▶ **STATED GOAL**:
Write out the entries below once more, exactly.

Records from a data source:
________________

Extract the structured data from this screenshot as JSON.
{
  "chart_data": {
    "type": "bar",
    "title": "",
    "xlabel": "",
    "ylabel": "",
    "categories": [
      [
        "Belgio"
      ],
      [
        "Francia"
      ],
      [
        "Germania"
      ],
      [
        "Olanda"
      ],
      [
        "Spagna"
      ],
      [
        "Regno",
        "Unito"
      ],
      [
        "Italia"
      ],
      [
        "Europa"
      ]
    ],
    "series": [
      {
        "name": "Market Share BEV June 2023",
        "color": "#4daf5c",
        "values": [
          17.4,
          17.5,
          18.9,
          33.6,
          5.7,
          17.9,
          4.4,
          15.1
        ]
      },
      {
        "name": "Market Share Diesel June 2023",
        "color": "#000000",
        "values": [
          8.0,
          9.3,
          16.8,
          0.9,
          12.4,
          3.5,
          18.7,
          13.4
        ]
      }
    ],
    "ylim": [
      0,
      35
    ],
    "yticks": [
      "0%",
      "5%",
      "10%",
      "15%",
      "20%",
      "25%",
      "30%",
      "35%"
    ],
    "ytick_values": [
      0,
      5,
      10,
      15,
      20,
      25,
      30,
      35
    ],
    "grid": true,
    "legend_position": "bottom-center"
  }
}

________________

▶ **SOLUTION TO THE EXERCISE**:
Extract the structured data from this screenshot as JSON.
{
  "chart_data": {
    "type": "bar",
    "title": "",
    "xlabel": "",
    "ylabel": "",
    "categories": [
      [
        "Belgio"
      ],
      [
        "Francia"
      ],
      [
        "Germania"
      ],
      [
        "Olanda"
      ],
      [
        "Spagna"
      ],
      [
        "Regno",
        "Unito"
      ],
      [
        "Italia"
      ],
      [
        "Europa"
      ]
    ],
    "series": [
      {
        "name": "Market Share BEV June 2023",
        "color": "#4daf5c",
        "values": [
          17.4,
          17.5,
          18.9,
          33.6,
          5.7,
          17.9,
          4.4,
          15.1
        ]
      },
      {
        "name": "Market Share Diesel June 2023",
        "color": "#000000",
        "values": [
          8.0,
          9.3,
          16.8,
          0.9,
          12.4,
          3.5,
          18.7,
          13.4
        ]
      }
    ],
    "ylim": [
      0,
      35
    ],
    "yticks": [
      "0%",
      "5%",
      "10%",
      "15%",
      "20%",
      "25%",
      "30%",
      "35%"
    ],
    "ytick_values": [
      0,
      5,
      10,
      15,
      20,
      25,
      30,
      35
    ],
    "grid": true,
    "legend_position": "bottom-center"
  }
}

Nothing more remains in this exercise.